• _WRITTEN EXERCISE 1_
In the first block of entries below, quote the lines from the line with "track-row-5[interactable]: 5 FLANGE" to the line with "automation-button[interactable]: ∧ [20,196,35,210]", word for word.

• _EXCERPT PROVIDED_
Grrrrrrrrrrrrrrrrrrrrrrrrrrrrrr

spl1nter

New Member
Don't you hate receiving a flame? Well some idiot sent me this e-mail relating to this:
The review you made on Hattrick was rubbish. Just because you play online games doesn't mean you are a good reviewer. It was illogically stuctured and in the end you just told the viewer to guess if it's good. YOU'RE THE REVIEWER, DON'T ASK US IF IT'S GOOD, TELL US YOURSELF! As a english teacher and food critic in my local paper it sickens me people have to read your digital rubbish.

sincerly

Alex White
And because I'm a sarcastic bugger I responded with this:
Alex,
I never claimed I was a great reviewer. Also, if you really are an english teacher (which I very much doubt considering the very poor quality of your e-mail) you would have realised that "Just take a guess." was meant to be rhetorical and was meant to be humourous.

How was it illogically structured? It begins with the most basic aspects of the game and leads onto the more specific areas.

I have never forced anybody to read my reviews so people do not "have to read [my] digital rubbish".

Do you have any articles that I could read of yours to see how an expert writes his reviews? I am only a student and would love to see how you write since you must be very good to work in a local newspaper. Obviously the local newspaper I have written for during work experience and for my local sports teams must be of far inferior quality to yours.

Maybe if you are going to criticise someones work you should write a decent argument. Here are some hints:

1. Provide examples of what you disagree with.
2. Don't use capital letters to such the extent you have - "YOU'RE THE REVIEWER, DON'T ASK US IF IT'S GOOD, TELL US YOURSELF!"
3. If you can't do these things then just don't bother.

Obviously these points will come in very handy as you will no doubt go and comment on the millions of other websites where the creator cannot even spell let alone try and construct a decent review.

Yours,

Tom Drummond.

I then received another e-mail:

Dear Mr. Drummond

There is much difference between an online professional game review and a casual email complaining about the lack of quality in that review. My email was not given time to plan and structure, and was not intended to. If had wanted to put forward a rebuttal I would have, my email was a general complaint, at my long-going loathing of internet reviewing. It seems that you and your colleagues option for so called "wry" humour instead of comparisons and contrasts between common intellectual mediums that we can associate with. My email was not meant to be from an English tutor to a student, but from one internet user to another.

In your review you state that Hattrick is, if my memory serves, "addictive as crack". That's a nice little statement, but what for the large percent of the population that has not tried "crack". Have you, Mr. Drummond? This is another example of pop culture weaving its' way in and killing all signs of intelligent context. A review should be a mix of entertainment, and knowledge. Your review had me yawning and not learning anything at the same time.

Sincerely

Alex White

And my reply:

Dear Mr. White,

Before I begin, I will just address a few points that you brought up in your previous e-mail (sp.).
1. No, I have not ever tried crack. That is not the point however. The target audience of the site is for the teenage-twenties generation. Therefore I am using language that they are able to relate to. Everyone in that age group knows that crack cocaine is a highly addictive drug.
2. This is not a professional website. I have never claimed it was. I am a 16-year-old student. Web design and computer games happen to be a hobby of mine and I write reviews as a way of passing on my experience of certain computer games I have played. I am providing a service to thousands of people who visit my website and appreciate the time and effort that goes into this. Since setting up this website I have made approximately -£5.

• _SUPPLIED MATERIAL_

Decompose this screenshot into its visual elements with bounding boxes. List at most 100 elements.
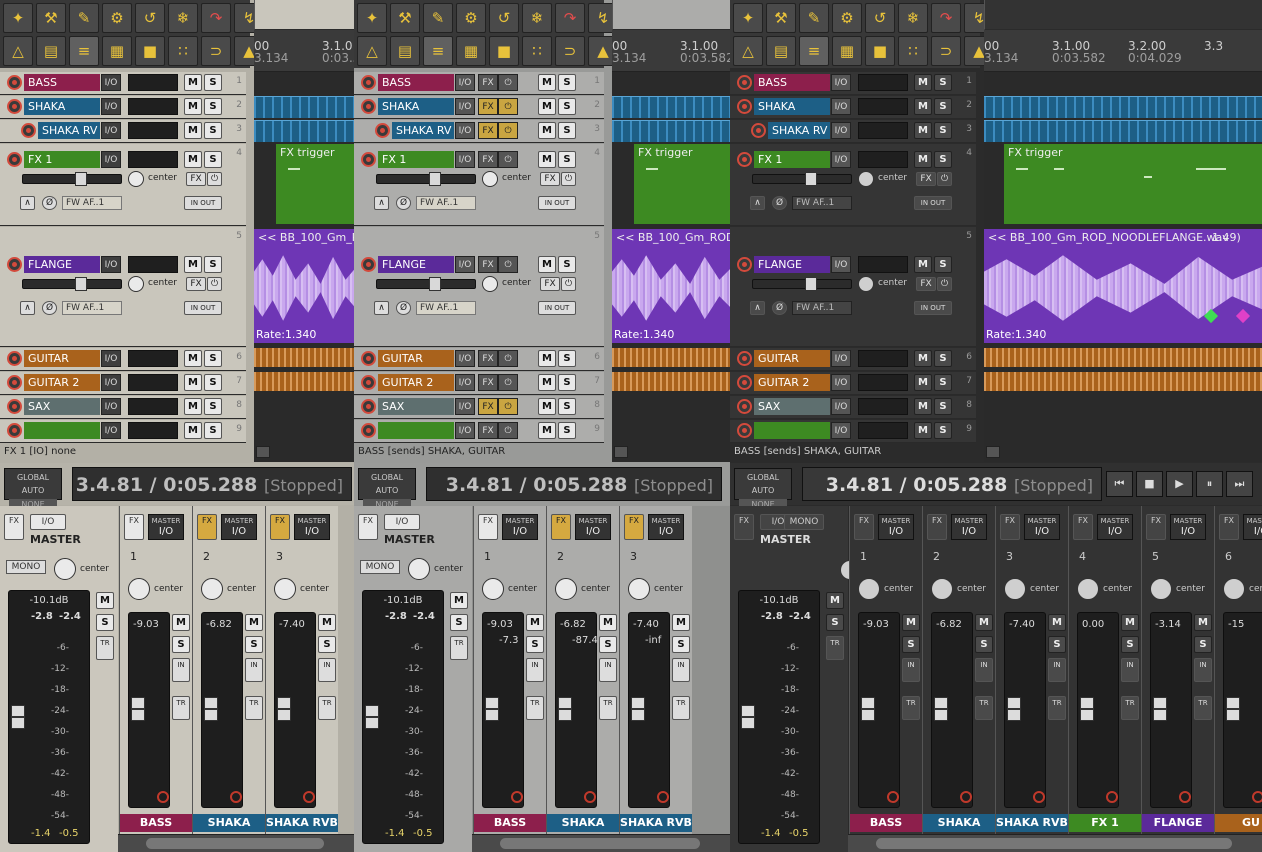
track-row-5[interactable]: 5 FLANGE I/O FX ⏻ M Scenter FX ⏻ ∧ Ø FW AF..1 IN OUT [354,227,604,347]
track-io-button[interactable]: I/O [101,374,121,391]
record-arm-button[interactable] [751,123,766,138]
pan-knob[interactable] [482,171,498,187]
strip-meter[interactable]: -3.14 [1150,612,1192,808]
track-io-button[interactable]: I/O [831,98,851,115]
strip-routing-button[interactable]: MASTERI/O [221,514,257,540]
track-row-6[interactable]: 6 GUITAR I/O M S [0,348,246,371]
strip-routing-button[interactable]: MASTERI/O [878,514,914,540]
strip-solo-button[interactable]: S [1194,636,1212,653]
strip-solo-button[interactable]: S [672,636,690,653]
track-io-button[interactable]: I/O [831,122,851,139]
snowflake-button[interactable]: ❄ [898,3,928,33]
record-arm-button[interactable] [7,75,22,90]
project-settings-button[interactable]: ⚙ [832,3,862,33]
time-display[interactable]: 3.4.81 / 0:05.288 [Stopped] [426,467,722,501]
strip-input-button[interactable]: IN [172,658,190,682]
strip-pan-knob[interactable] [1077,578,1099,600]
strip-routing-button[interactable]: MASTERI/O [502,514,538,540]
strip-input-button[interactable]: IN [318,658,336,682]
strip-meter[interactable]: -9.03 [128,612,170,808]
timeline-ruler[interactable]: 003.134 3.1.00:03.5 [254,0,354,72]
automation-button[interactable]: ∧ [20,196,35,210]
strip-pan-knob[interactable] [1150,578,1172,600]
guitar-clip[interactable] [984,348,1262,367]
track-name-field[interactable]: SHAKA [378,98,454,115]
fx-button[interactable]: FX [916,172,936,186]
solo-button[interactable]: S [558,122,576,139]
volume-fader-knob[interactable] [75,277,87,291]
envelope-button[interactable]: ■ [135,36,165,66]
automation-button[interactable]: ∧ [20,301,35,315]
master-fader-knob[interactable] [11,705,25,729]
input-output-button[interactable]: IN OUT [538,196,576,210]
strip-meter[interactable]: -6.82 [201,612,243,808]
strip-mute-button[interactable]: M [318,614,336,631]
master-mute-button[interactable]: M [96,592,114,609]
project-settings-button[interactable]: ⚙ [102,3,132,33]
mute-button[interactable]: M [184,350,202,367]
auto-crossfade-button[interactable]: ⊃ [201,36,231,66]
strip-solo-button[interactable]: S [526,636,544,653]
fx-power-button[interactable]: ⏻ [561,172,576,186]
fx-bypass-button[interactable]: ⏻ [498,256,518,273]
track-io-button[interactable]: I/O [831,398,851,415]
strip-routing-button[interactable]: MASTERI/O [1097,514,1133,540]
track-fx-button[interactable]: FX [478,256,498,273]
fx-bypass-button[interactable]: ⏻ [498,350,518,367]
mute-button[interactable]: M [184,151,202,168]
master-pan-knob[interactable] [408,558,430,580]
project-settings-button[interactable]: ⚙ [456,3,486,33]
strip-fader-knob[interactable] [934,697,948,721]
strip-pan-knob[interactable] [128,578,150,600]
metronome-button[interactable]: △ [733,36,763,66]
fx-chain-select[interactable]: FW AF..1 [792,196,852,210]
track-name-field[interactable] [378,422,454,439]
fx-chain-select[interactable]: FW AF..1 [62,301,122,315]
track-row-1[interactable]: 1 BASS I/O M S [0,72,246,95]
strip-mute-button[interactable]: M [599,614,617,631]
go-end-button[interactable]: ⏭ [1226,471,1253,497]
strip-name[interactable]: FLANGE [1142,814,1214,832]
mute-button[interactable]: M [914,398,932,415]
track-row-8[interactable]: 8 SAX I/O FX ⏻ M S [354,396,604,419]
record-arm-button[interactable] [361,351,376,366]
track-name-field[interactable]: SHAKA RV [38,122,100,139]
track-row-7[interactable]: 7 GUITAR 2 I/O M S [0,372,246,395]
track-name-field[interactable]: SHAKA RV [392,122,454,139]
track-name-field[interactable]: BASS [24,74,100,91]
fx-bypass-button[interactable]: ⏻ [498,98,518,115]
track-io-button[interactable]: I/O [101,151,121,168]
loop-button[interactable]: ∷ [168,36,198,66]
envelope-button[interactable]: ■ [865,36,895,66]
strip-name[interactable]: SHAKA [923,814,995,832]
strip-solo-button[interactable]: S [1121,636,1139,653]
record-arm-button[interactable] [7,99,22,114]
strip-meter[interactable]: -7.40 [274,612,316,808]
strip-mute-button[interactable]: M [672,614,690,631]
track-name-field[interactable]: FX 1 [378,151,454,168]
record-arm-button[interactable] [7,399,22,414]
master-io-button[interactable]: I/O [30,514,66,530]
mute-button[interactable]: M [184,74,202,91]
record-arm-button[interactable] [737,99,752,114]
record-arm-button[interactable] [361,375,376,390]
strip-trim-button[interactable]: TR [1121,696,1139,720]
master-fader-knob[interactable] [365,705,379,729]
snowflake-button[interactable]: ❄ [522,3,552,33]
pan-knob[interactable] [858,276,874,292]
fx-bypass-button[interactable]: ⏻ [498,74,518,91]
fx-power-button[interactable]: ⏻ [937,277,952,291]
track-io-button[interactable]: I/O [101,398,121,415]
track-row-4[interactable]: 4 FX 1 I/O M Scenter FX ⏻ ∧ Ø FW AF..1 IN OUT [0,144,246,226]
strip-trim-button[interactable]: TR [599,696,617,720]
strip-input-button[interactable]: IN [245,658,263,682]
record-arm-button[interactable] [737,375,752,390]
strip-meter[interactable]: -15 [1223,612,1262,808]
strip-fx-button[interactable]: FX [854,514,874,540]
arrange-scroll-left[interactable] [986,446,1000,458]
solo-button[interactable]: S [558,398,576,415]
track-io-button[interactable]: I/O [101,350,121,367]
track-name-field[interactable] [754,422,830,439]
master-fader-knob[interactable] [741,705,755,729]
pan-knob[interactable] [128,276,144,292]
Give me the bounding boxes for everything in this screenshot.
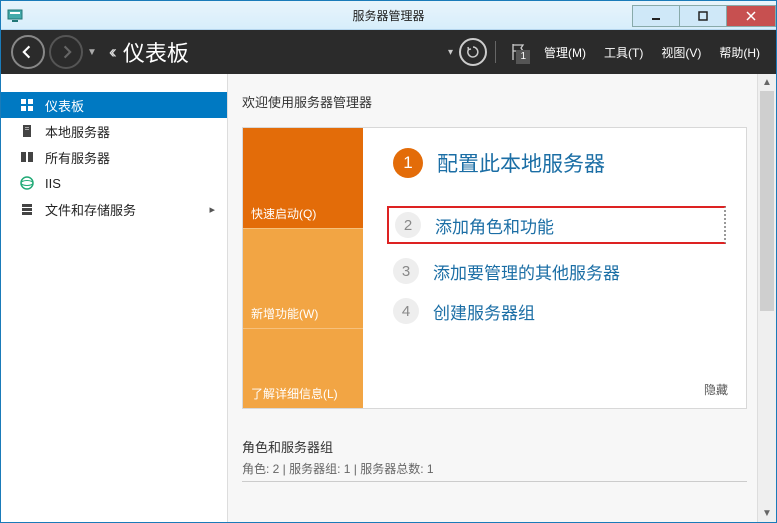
sidebar-item-label: 所有服务器 [45, 148, 110, 167]
breadcrumb-label: 仪表板 [123, 36, 189, 68]
sidebar-item-dashboard[interactable]: 仪表板 [1, 92, 227, 118]
refresh-button[interactable] [459, 38, 487, 66]
close-button[interactable] [727, 5, 776, 27]
sidebar-item-label: IIS [45, 176, 61, 191]
sidebar-item-file-storage[interactable]: 文件和存储服务 ▸ [1, 196, 227, 222]
scroll-up-arrow[interactable]: ▲ [758, 74, 776, 91]
task-number: 3 [393, 258, 419, 284]
menu-help[interactable]: 帮助(H) [713, 44, 766, 61]
task-add-roles-features[interactable]: 2 添加角色和功能 [387, 206, 726, 244]
task-label: 添加角色和功能 [435, 213, 554, 238]
nav-forward-button[interactable] [49, 35, 83, 69]
sidebar-item-label: 仪表板 [45, 96, 84, 115]
breadcrumb: ‹‹ 仪表板 [109, 36, 189, 68]
sidebar-item-local-server[interactable]: 本地服务器 [1, 118, 227, 144]
nav-back-button[interactable] [11, 35, 45, 69]
strip-learnmore[interactable]: 了解详细信息(L) [243, 328, 363, 408]
chevron-right-icon: ▸ [209, 203, 215, 216]
divider [495, 41, 496, 63]
title-bar: 服务器管理器 [1, 1, 776, 30]
task-number: 1 [393, 148, 423, 178]
iis-icon [19, 175, 35, 191]
scroll-down-arrow[interactable]: ▼ [758, 505, 776, 522]
maximize-button[interactable] [680, 5, 727, 27]
task-number: 4 [393, 298, 419, 324]
quickstart-panel: 快速启动(Q) 新增功能(W) 了解详细信息(L) 1 配置此本地服务器 2 [242, 127, 747, 409]
sidebar-item-iis[interactable]: IIS [1, 170, 227, 196]
dashboard-icon [19, 97, 35, 113]
notifications-button[interactable]: 1 [504, 40, 532, 64]
scroll-thumb[interactable] [760, 91, 774, 311]
menu-tools[interactable]: 工具(T) [598, 44, 649, 61]
roles-section-heading: 角色和服务器组 [242, 437, 747, 456]
sidebar-item-label: 本地服务器 [45, 122, 110, 141]
sidebar-item-label: 文件和存储服务 [45, 200, 136, 219]
app-icon [7, 7, 23, 23]
header-bar: ▼ ‹‹ 仪表板 ▾ 1 管理(M) 工具(T) 视图(V) 帮助(H) [1, 30, 776, 74]
server-icon [19, 123, 35, 139]
nav-history-dropdown[interactable]: ▼ [87, 47, 97, 58]
task-label: 创建服务器组 [433, 299, 535, 324]
strip-quickstart[interactable]: 快速启动(Q) [243, 128, 363, 228]
sidebar-item-all-servers[interactable]: 所有服务器 [1, 144, 227, 170]
notification-count: 1 [516, 50, 530, 64]
task-create-server-group[interactable]: 4 创建服务器组 [393, 298, 726, 324]
welcome-heading: 欢迎使用服务器管理器 [242, 92, 747, 111]
chevron-icon: ‹‹ [109, 42, 113, 63]
header-dropdown[interactable]: ▾ [448, 47, 453, 58]
menu-view[interactable]: 视图(V) [655, 44, 707, 61]
hide-link[interactable]: 隐藏 [704, 381, 728, 398]
task-number: 2 [395, 212, 421, 238]
servers-icon [19, 149, 35, 165]
task-configure-server[interactable]: 1 配置此本地服务器 [393, 148, 726, 178]
menu-manage[interactable]: 管理(M) [538, 44, 592, 61]
task-label: 配置此本地服务器 [437, 148, 605, 178]
storage-icon [19, 201, 35, 217]
sidebar: 仪表板 本地服务器 所有服务器 IIS 文件和存储服务 ▸ [1, 74, 228, 522]
strip-whatsnew[interactable]: 新增功能(W) [243, 228, 363, 328]
vertical-scrollbar[interactable]: ▲ ▼ [757, 74, 776, 522]
task-add-other-servers[interactable]: 3 添加要管理的其他服务器 [393, 258, 726, 284]
task-label: 添加要管理的其他服务器 [433, 259, 620, 284]
minimize-button[interactable] [632, 5, 680, 27]
roles-section-subtitle: 角色: 2 | 服务器组: 1 | 服务器总数: 1 [242, 460, 747, 482]
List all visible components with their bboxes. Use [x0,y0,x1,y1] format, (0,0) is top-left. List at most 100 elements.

• _WRITTEN EXERCISE 2_
Print the part of the forum post about the Hattrick review from "I have never forced" to "you disagree with.", unchanged.

• _EXERCISE RESULT 1_
track-row-5[interactable]: 5 FLANGE I/O FX ⏻ M Scenter FX ⏻ ∧ Ø FW AF..1 IN OUT [354,227,604,347]
track-io-button[interactable]: I/O [101,374,121,391]
record-arm-button[interactable] [751,123,766,138]
pan-knob[interactable] [482,171,498,187]
strip-meter[interactable]: -3.14 [1150,612,1192,808]
track-io-button[interactable]: I/O [831,98,851,115]
strip-routing-button[interactable]: MASTERI/O [221,514,257,540]
track-row-6[interactable]: 6 GUITAR I/O M S [0,348,246,371]
strip-routing-button[interactable]: MASTERI/O [878,514,914,540]
strip-solo-button[interactable]: S [1194,636,1212,653]
strip-solo-button[interactable]: S [672,636,690,653]
track-io-button[interactable]: I/O [831,122,851,139]
snowflake-button[interactable]: ❄ [898,3,928,33]
record-arm-button[interactable] [7,75,22,90]
project-settings-button[interactable]: ⚙ [832,3,862,33]
time-display[interactable]: 3.4.81 / 0:05.288 [Stopped] [426,467,722,501]
strip-input-button[interactable]: IN [172,658,190,682]
strip-pan-knob[interactable] [1077,578,1099,600]
strip-routing-button[interactable]: MASTERI/O [502,514,538,540]
strip-input-button[interactable]: IN [318,658,336,682]
strip-meter[interactable]: -9.03 [128,612,170,808]
timeline-ruler[interactable]: 003.134 3.1.00:03.5 [254,0,354,72]
automation-button[interactable]: ∧ [20,196,35,210]

• _EXERCISE RESULT 2_
I have never forced anybody to read my reviews so people do not "have to read [my] digital rubbish".

Do you have any articles that I could read of yours to see how an expert writes his reviews? I am only a student and would love to see how you write since you must be very good to work in a local newspaper. Obviously the local newspaper I have written for during work experience and for my local sports teams must be of far inferior quality to yours.

Maybe if you are going to criticise someones work you should write a decent argument. Here are some hints:

1. Provide examples of what you disagree with.